TEXT PROVIDED>
= Beginning of Section =

Built from 1967 to 1969.
- 3/45 - an uprated version of the 2.8L diesel engine used in the 10/40 and now rated at 45 hp
- 4/65 - an uprated version of the 3.8L BMC 4-cylinder diesel engine used in the 10/60, it had 8 overhead valves and was now rated at 65 hp

==Demise==
In 1968, BMC's holding company British Motor Holdings was amalgamated with the Leyland Motor Corporation which also owned Standard Triumph and Rover to become British Leyland. Tractor production continued under the Nuffield name until 1969 when the tractors were renamed as Leyland Tractors and the previous poppy-red tractors changed to the new two-tone blue Leyland corporate colour scheme.

However the final end of Nuffield may have been different as it is reported that British Leyland considered divesting itself of the tractor business and a sale to David Brown. Some preparatory effort was made but there does not seem to have been sufficient commercial benefit for the merger to happen without some accompanying political imperative and nothing came of the move.

==Restoration==
Most versions of Nuffield tractors are still in existence, perhaps both an illustration of the strength of the design and the fondness that people feel for the marque. Parts, including some newly manufactured replacements, are still available from specialist stockists. A special paint colour named "Nuffield Tractor Orange" is currently available (2021).

==Models==
1:32 scale models have been produced of both the Universal 4 and the 10/60 variants. There have also been limited edition hand-built models of the 4/60 and 10/60 available.

= End of Section =

Dataset entries:

= Beginning of Section =

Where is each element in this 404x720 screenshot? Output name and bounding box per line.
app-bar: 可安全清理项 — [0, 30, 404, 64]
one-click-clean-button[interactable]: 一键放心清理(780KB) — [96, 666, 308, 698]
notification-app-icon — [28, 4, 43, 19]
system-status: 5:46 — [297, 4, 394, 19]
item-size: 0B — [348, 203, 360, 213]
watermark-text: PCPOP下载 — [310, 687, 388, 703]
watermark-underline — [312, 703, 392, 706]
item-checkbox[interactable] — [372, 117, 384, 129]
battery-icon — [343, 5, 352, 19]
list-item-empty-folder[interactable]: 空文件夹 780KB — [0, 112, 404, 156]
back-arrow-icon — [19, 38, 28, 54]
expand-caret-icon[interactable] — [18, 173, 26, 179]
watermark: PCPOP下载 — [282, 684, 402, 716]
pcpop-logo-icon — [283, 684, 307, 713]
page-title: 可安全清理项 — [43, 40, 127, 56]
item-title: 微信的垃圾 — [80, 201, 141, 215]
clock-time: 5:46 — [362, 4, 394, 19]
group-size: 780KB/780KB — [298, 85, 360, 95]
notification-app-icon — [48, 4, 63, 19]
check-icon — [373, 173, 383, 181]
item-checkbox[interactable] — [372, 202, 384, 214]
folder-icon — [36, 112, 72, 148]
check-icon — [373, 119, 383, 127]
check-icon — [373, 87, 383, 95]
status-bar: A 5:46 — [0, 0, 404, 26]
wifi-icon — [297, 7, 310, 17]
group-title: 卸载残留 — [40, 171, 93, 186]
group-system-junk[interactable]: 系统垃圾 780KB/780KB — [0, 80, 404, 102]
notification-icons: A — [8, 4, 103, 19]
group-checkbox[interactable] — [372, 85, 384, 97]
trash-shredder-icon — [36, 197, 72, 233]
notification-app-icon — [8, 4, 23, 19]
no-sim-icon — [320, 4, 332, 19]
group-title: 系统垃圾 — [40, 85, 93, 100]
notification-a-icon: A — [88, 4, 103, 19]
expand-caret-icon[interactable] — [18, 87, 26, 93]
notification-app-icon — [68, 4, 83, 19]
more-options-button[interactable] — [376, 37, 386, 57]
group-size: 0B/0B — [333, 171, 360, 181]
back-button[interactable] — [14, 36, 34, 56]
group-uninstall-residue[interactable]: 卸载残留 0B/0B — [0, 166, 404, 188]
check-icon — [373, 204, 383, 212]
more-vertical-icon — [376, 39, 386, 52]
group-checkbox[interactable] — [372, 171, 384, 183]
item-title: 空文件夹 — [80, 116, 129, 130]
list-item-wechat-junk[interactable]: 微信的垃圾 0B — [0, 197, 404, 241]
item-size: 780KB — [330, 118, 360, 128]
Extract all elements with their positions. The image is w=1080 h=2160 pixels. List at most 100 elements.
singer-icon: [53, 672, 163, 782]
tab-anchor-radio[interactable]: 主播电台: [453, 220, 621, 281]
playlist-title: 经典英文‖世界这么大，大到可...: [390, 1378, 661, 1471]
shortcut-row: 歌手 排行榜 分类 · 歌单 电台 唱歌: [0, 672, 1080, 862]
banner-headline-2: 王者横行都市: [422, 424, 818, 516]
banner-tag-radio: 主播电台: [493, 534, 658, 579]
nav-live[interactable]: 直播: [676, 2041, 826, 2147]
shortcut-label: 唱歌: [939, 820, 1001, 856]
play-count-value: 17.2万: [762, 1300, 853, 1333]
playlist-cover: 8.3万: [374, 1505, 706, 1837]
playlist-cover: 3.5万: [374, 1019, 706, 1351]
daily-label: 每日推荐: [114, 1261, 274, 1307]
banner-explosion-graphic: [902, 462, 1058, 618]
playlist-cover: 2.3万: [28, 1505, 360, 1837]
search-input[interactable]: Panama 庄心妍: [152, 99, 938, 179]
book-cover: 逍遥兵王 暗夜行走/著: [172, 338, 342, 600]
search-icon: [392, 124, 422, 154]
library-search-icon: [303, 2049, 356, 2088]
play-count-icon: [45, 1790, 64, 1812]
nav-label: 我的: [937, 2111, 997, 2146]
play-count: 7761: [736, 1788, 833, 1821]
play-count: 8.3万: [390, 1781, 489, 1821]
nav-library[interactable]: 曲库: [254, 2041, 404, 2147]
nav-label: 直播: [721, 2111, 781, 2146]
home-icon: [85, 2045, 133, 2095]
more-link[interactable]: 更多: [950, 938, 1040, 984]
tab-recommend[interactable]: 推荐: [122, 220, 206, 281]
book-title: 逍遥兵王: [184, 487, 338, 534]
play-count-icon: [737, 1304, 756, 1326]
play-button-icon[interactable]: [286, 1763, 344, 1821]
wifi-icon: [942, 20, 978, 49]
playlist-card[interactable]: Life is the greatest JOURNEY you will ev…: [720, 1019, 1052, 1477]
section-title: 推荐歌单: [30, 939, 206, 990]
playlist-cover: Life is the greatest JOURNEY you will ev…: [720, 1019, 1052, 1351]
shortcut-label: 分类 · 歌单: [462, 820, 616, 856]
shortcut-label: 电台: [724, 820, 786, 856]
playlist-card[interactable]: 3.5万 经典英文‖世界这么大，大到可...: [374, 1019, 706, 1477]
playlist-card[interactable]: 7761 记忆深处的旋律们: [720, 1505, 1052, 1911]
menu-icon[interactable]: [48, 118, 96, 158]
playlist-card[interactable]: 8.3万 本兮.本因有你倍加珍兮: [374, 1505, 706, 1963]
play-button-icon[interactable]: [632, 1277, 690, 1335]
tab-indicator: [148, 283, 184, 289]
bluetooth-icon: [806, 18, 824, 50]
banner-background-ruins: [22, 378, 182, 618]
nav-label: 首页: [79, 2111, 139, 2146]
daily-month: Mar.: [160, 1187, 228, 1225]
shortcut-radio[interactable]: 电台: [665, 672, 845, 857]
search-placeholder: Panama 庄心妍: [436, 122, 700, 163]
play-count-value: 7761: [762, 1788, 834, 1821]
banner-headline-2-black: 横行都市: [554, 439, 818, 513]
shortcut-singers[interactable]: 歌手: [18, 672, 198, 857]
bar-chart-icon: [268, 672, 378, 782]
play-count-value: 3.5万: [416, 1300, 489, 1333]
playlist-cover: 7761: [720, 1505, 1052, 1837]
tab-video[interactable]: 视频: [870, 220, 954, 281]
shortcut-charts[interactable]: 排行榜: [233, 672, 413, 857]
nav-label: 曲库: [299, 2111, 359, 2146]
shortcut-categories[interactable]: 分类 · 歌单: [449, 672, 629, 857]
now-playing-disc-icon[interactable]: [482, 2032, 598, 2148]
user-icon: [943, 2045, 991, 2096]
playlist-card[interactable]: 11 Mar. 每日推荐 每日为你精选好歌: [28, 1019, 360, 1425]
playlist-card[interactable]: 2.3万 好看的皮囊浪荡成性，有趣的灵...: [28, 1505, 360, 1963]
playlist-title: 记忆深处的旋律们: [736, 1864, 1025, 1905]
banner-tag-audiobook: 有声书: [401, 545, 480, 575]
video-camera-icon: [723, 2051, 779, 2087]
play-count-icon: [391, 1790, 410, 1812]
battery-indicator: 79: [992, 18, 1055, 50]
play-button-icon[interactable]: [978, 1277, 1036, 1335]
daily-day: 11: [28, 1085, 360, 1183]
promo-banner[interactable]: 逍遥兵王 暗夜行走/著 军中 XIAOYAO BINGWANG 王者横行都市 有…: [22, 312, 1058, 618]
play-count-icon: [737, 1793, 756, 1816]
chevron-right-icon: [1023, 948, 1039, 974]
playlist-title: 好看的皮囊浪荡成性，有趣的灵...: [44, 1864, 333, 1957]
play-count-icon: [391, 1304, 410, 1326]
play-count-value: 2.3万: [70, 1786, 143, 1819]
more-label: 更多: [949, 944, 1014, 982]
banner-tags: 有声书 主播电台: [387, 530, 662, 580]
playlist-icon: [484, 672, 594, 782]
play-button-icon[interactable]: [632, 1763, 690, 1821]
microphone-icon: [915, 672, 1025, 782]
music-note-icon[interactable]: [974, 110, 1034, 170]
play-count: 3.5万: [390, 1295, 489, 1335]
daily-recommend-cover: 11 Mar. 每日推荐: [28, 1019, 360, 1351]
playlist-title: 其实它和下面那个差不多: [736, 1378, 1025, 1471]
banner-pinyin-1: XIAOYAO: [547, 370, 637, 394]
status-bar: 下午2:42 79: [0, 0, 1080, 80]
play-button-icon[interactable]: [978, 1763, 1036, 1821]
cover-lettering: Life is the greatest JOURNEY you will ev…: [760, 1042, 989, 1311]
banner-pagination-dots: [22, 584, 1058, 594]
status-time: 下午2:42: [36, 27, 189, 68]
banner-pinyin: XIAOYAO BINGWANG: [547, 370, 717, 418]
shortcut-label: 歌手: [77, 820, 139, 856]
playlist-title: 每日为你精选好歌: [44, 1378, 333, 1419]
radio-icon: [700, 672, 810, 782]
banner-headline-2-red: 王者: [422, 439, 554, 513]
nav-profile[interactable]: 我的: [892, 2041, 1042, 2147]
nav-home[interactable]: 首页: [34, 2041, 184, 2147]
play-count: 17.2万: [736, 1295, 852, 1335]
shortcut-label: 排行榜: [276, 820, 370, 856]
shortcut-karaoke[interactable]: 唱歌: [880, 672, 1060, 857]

= End of Section =

ACTION ITEM>
List every tractor model name or designation mentioned in the Nuffield tractor text, in order of first appearance. The dataset entries are separate material, unconnected to the Nuffield tractor text.

ANSWER TO THE PROBLEM>
- 3/45
- 10/40
- 4/65
- 10/60
- Universal 4
- 4/60